> **Figure dataset records**
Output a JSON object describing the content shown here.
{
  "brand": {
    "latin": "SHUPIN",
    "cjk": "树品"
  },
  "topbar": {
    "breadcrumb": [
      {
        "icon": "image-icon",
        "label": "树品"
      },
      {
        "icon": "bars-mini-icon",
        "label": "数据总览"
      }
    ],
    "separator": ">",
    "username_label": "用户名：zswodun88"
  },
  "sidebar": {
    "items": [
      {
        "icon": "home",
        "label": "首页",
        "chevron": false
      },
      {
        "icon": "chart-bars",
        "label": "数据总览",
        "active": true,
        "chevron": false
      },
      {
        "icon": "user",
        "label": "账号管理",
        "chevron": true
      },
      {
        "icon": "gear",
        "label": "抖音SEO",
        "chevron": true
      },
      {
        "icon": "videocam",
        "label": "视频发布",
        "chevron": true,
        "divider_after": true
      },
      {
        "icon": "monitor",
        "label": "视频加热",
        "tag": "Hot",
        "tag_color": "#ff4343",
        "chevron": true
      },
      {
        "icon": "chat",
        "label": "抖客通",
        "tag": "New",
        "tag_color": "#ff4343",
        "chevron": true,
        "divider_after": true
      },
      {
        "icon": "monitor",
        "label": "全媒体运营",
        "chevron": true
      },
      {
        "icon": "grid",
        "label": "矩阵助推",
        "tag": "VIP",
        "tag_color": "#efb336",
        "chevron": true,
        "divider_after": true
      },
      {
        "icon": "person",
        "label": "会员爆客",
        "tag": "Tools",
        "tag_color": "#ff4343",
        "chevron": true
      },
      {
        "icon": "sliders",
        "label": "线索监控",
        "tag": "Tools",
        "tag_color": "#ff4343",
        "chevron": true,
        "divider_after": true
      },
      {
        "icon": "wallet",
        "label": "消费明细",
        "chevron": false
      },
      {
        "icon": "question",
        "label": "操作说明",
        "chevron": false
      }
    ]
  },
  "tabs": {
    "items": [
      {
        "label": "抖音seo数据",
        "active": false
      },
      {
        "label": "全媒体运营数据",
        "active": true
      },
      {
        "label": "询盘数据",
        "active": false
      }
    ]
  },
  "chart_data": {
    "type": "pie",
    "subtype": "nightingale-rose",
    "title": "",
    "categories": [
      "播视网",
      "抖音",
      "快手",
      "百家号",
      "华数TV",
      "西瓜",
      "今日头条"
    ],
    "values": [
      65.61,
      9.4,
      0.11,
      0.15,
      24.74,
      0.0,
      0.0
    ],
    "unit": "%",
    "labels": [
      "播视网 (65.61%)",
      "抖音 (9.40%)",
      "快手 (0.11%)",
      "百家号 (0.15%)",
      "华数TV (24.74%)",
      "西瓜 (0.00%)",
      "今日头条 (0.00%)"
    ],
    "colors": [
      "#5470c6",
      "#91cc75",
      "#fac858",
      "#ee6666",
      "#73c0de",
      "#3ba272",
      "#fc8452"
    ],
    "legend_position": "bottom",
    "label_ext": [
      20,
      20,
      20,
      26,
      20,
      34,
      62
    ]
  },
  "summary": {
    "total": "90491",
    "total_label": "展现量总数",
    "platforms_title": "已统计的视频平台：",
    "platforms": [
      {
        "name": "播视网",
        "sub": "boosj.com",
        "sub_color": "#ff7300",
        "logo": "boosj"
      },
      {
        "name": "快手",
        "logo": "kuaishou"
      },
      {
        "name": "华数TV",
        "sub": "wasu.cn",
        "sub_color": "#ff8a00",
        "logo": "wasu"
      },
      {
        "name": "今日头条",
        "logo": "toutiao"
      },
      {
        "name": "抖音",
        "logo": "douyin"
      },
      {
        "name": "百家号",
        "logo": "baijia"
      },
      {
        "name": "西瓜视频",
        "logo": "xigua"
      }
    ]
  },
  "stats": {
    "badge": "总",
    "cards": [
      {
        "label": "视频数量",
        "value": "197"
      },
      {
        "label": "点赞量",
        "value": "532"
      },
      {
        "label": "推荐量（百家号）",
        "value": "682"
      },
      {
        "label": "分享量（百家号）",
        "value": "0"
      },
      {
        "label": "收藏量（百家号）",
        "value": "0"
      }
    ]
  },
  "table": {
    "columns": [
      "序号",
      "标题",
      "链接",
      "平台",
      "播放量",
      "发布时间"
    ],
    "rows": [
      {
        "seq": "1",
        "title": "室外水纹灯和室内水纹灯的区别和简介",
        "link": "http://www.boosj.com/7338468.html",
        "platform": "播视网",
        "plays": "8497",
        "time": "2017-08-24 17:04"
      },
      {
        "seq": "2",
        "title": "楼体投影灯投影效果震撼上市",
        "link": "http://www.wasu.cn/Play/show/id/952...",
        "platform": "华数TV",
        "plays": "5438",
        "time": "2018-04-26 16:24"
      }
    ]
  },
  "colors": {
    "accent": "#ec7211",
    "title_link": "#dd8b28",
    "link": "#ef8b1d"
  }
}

> **AIM OF THE TASK**
Output the records above in their entirety, exactly.

> **TASK OUTPUT**
Output a JSON object describing the content shown here.
{
  "brand": {
    "latin": "SHUPIN",
    "cjk": "树品"
  },
  "topbar": {
    "breadcrumb": [
      {
        "icon": "image-icon",
        "label": "树品"
      },
      {
        "icon": "bars-mini-icon",
        "label": "数据总览"
      }
    ],
    "separator": ">",
    "username_label": "用户名：zswodun88"
  },
  "sidebar": {
    "items": [
      {
        "icon": "home",
        "label": "首页",
        "chevron": false
      },
      {
        "icon": "chart-bars",
        "label": "数据总览",
        "active": true,
        "chevron": false
      },
      {
        "icon": "user",
        "label": "账号管理",
        "chevron": true
      },
      {
        "icon": "gear",
        "label": "抖音SEO",
        "chevron": true
      },
      {
        "icon": "videocam",
        "label": "视频发布",
        "chevron": true,
        "divider_after": true
      },
      {
        "icon": "monitor",
        "label": "视频加热",
        "tag": "Hot",
        "tag_color": "#ff4343",
        "chevron": true
      },
      {
        "icon": "chat",
        "label": "抖客通",
        "tag": "New",
        "tag_color": "#ff4343",
        "chevron": true,
        "divider_after": true
      },
      {
        "icon": "monitor",
        "label": "全媒体运营",
        "chevron": true
      },
      {
        "icon": "grid",
        "label": "矩阵助推",
        "tag": "VIP",
        "tag_color": "#efb336",
        "chevron": true,
        "divider_after": true
      },
      {
        "icon": "person",
        "label": "会员爆客",
        "tag": "Tools",
        "tag_color": "#ff4343",
        "chevron": true
      },
      {
        "icon": "sliders",
        "label": "线索监控",
        "tag": "Tools",
        "tag_color": "#ff4343",
        "chevron": true,
        "divider_after": true
      },
      {
        "icon": "wallet",
        "label": "消费明细",
        "chevron": false
      },
      {
        "icon": "question",
        "label": "操作说明",
        "chevron": false
      }
    ]
  },
  "tabs": {
    "items": [
      {
        "label": "抖音seo数据",
        "active": false
      },
      {
        "label": "全媒体运营数据",
        "active": true
      },
      {
        "label": "询盘数据",
        "active": false
      }
    ]
  },
  "chart_data": {
    "type": "pie",
    "subtype": "nightingale-rose",
    "title": "",
    "categories": [
      "播视网",
      "抖音",
      "快手",
      "百家号",
      "华数TV",
      "西瓜",
      "今日头条"
    ],
    "values": [
      65.61,
      9.4,
      0.11,
      0.15,
      24.74,
      0.0,
      0.0
    ],
    "unit": "%",
    "labels": [
      "播视网 (65.61%)",
      "抖音 (9.40%)",
      "快手 (0.11%)",
      "百家号 (0.15%)",
      "华数TV (24.74%)",
      "西瓜 (0.00%)",
      "今日头条 (0.00%)"
    ],
    "colors": [
      "#5470c6",
      "#91cc75",
      "#fac858",
      "#ee6666",
      "#73c0de",
      "#3ba272",
      "#fc8452"
    ],
    "legend_position": "bottom",
    "label_ext": [
      20,
      20,
      20,
      26,
      20,
      34,
      62
    ]
  },
  "summary": {
    "total": "90491",
    "total_label": "展现量总数",
    "platforms_title": "已统计的视频平台：",
    "platforms": [
      {
        "name": "播视网",
        "sub": "boosj.com",
        "sub_color": "#ff7300",
        "logo": "boosj"
      },
      {
        "name": "快手",
        "logo": "kuaishou"
      },
      {
        "name": "华数TV",
        "sub": "wasu.cn",
        "sub_color": "#ff8a00",
        "logo": "wasu"
      },
      {
        "name": "今日头条",
        "logo": "toutiao"
      },
      {
        "name": "抖音",
        "logo": "douyin"
      },
      {
        "name": "百家号",
        "logo": "baijia"
      },
      {
        "name": "西瓜视频",
        "logo": "xigua"
      }
    ]
  },
  "stats": {
    "badge": "总",
    "cards": [
      {
        "label": "视频数量",
        "value": "197"
      },
      {
        "label": "点赞量",
        "value": "532"
      },
      {
        "label": "推荐量（百家号）",
        "value": "682"
      },
      {
        "label": "分享量（百家号）",
        "value": "0"
      },
      {
        "label": "收藏量（百家号）",
        "value": "0"
      }
    ]
  },
  "table": {
    "columns": [
      "序号",
      "标题",
      "链接",
      "平台",
      "播放量",
      "发布时间"
    ],
    "rows": [
      {
        "seq": "1",
        "title": "室外水纹灯和室内水纹灯的区别和简介",
        "link": "http://www.boosj.com/7338468.html",
        "platform": "播视网",
        "plays": "8497",
        "time": "2017-08-24 17:04"
      },
      {
        "seq": "2",
        "title": "楼体投影灯投影效果震撼上市",
        "link": "http://www.wasu.cn/Play/show/id/952...",
        "platform": "华数TV",
        "plays": "5438",
        "time": "2018-04-26 16:24"
      }
    ]
  },
  "colors": {
    "accent": "#ec7211",
    "title_link": "#dd8b28",
    "link": "#ef8b1d"
  }
}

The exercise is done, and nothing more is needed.